§ **What needs to be done**:
Your answer should be a single number: the count of lines that hold the word "执行期满未逾五年".

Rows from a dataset
____________________
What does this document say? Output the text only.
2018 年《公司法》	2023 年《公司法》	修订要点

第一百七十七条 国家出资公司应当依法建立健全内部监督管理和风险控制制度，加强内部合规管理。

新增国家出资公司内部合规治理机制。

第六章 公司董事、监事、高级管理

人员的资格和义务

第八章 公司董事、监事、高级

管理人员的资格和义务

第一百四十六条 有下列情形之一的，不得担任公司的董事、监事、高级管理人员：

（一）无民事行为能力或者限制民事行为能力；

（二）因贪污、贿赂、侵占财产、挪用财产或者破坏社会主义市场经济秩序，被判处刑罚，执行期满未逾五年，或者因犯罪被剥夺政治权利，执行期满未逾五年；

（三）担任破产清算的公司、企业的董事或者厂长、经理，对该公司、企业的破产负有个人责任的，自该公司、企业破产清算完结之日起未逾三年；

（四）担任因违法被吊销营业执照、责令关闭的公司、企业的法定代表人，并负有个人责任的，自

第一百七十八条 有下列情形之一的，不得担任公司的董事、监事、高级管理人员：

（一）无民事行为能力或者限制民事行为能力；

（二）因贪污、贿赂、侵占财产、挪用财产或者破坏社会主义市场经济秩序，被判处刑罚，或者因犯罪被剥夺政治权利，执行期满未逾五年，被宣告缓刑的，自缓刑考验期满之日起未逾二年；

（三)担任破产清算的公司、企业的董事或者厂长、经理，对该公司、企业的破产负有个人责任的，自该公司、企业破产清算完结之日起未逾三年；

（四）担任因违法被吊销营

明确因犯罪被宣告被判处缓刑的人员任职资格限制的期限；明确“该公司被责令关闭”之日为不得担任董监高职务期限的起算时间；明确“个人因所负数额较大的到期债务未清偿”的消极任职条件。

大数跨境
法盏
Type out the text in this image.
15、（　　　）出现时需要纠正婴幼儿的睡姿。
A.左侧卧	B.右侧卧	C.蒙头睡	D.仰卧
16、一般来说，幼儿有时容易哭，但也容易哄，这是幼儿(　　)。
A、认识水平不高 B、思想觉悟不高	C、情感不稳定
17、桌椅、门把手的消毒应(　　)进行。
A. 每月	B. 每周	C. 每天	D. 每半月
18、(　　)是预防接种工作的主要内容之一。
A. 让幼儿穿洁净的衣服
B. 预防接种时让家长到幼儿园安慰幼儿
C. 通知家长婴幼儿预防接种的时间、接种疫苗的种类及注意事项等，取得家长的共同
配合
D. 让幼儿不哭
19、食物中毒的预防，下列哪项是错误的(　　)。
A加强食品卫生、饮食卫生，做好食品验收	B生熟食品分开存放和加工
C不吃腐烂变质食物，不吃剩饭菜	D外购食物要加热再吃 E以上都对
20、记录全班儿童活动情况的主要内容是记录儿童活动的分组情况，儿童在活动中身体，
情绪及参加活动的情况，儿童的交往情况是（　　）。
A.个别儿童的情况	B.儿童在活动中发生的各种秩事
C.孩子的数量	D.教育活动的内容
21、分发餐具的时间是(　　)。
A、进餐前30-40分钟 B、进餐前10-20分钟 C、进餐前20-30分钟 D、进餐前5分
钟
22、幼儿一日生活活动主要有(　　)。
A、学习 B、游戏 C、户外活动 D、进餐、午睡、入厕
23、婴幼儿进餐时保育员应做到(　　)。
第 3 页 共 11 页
____________________
§ **Answer to this problem**:
2